Problem details —
Leave out the pictures and copy everything else in the entries exactly.

Dataset rows —
_ _ _ _

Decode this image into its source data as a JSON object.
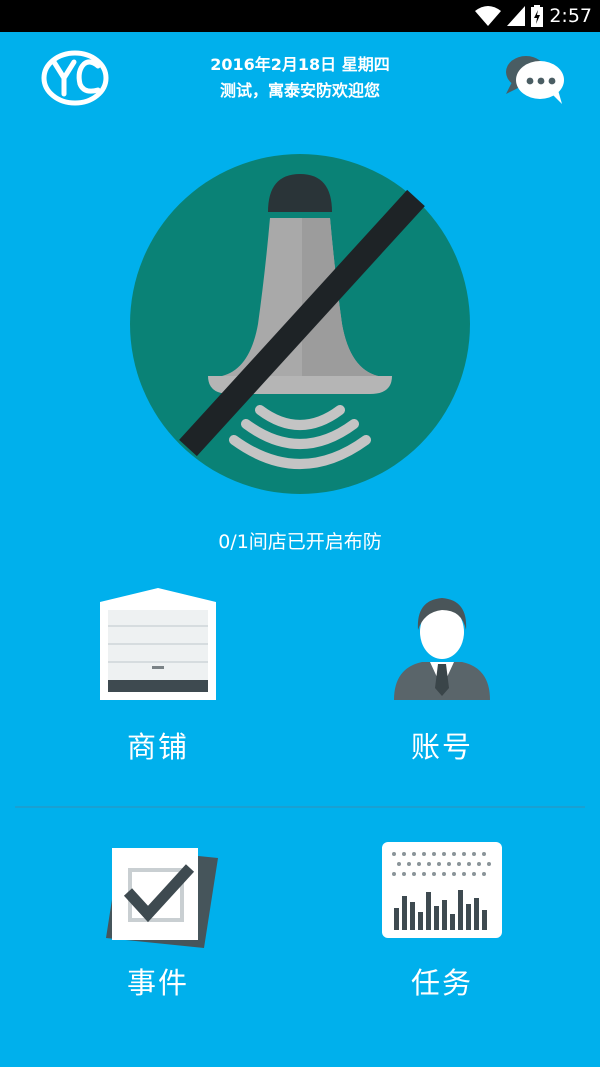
{
  "status_bar": {
    "time": "2:57",
    "icons": [
      "wifi-icon",
      "cell-signal-icon",
      "battery-charging-icon"
    ]
  },
  "header": {
    "date": "2016年2月18日 星期四",
    "welcome": "测试，寓泰安防欢迎您",
    "logo_text": "YC",
    "message_icon": "chat-bubbles-icon"
  },
  "alarm": {
    "icon": "alarm-disarmed-icon",
    "status_text": "0/1间店已开启布防",
    "colors": {
      "circle": "#0a8276",
      "bell": "#a9a9a9",
      "slash": "#1e2326"
    }
  },
  "menu": {
    "shops": {
      "label": "商铺",
      "icon": "storefront-shutter-icon"
    },
    "account": {
      "label": "账号",
      "icon": "user-avatar-icon"
    },
    "events": {
      "label": "事件",
      "icon": "checkbox-icon"
    },
    "tasks": {
      "label": "任务",
      "icon": "bar-chart-icon"
    }
  },
  "colors": {
    "background": "#00b0ec",
    "status_bar": "#000000",
    "text": "#ffffff"
  }
}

_ _ _ _

Correct output —
Decode this image into its source data as a JSON object.
{
  "status_bar": {
    "time": "2:57",
    "icons": [
      "wifi-icon",
      "cell-signal-icon",
      "battery-charging-icon"
    ]
  },
  "header": {
    "date": "2016年2月18日 星期四",
    "welcome": "测试，寓泰安防欢迎您",
    "logo_text": "YC",
    "message_icon": "chat-bubbles-icon"
  },
  "alarm": {
    "icon": "alarm-disarmed-icon",
    "status_text": "0/1间店已开启布防",
    "colors": {
      "circle": "#0a8276",
      "bell": "#a9a9a9",
      "slash": "#1e2326"
    }
  },
  "menu": {
    "shops": {
      "label": "商铺",
      "icon": "storefront-shutter-icon"
    },
    "account": {
      "label": "账号",
      "icon": "user-avatar-icon"
    },
    "events": {
      "label": "事件",
      "icon": "checkbox-icon"
    },
    "tasks": {
      "label": "任务",
      "icon": "bar-chart-icon"
    }
  },
  "colors": {
    "background": "#00b0ec",
    "status_bar": "#000000",
    "text": "#ffffff"
  }
}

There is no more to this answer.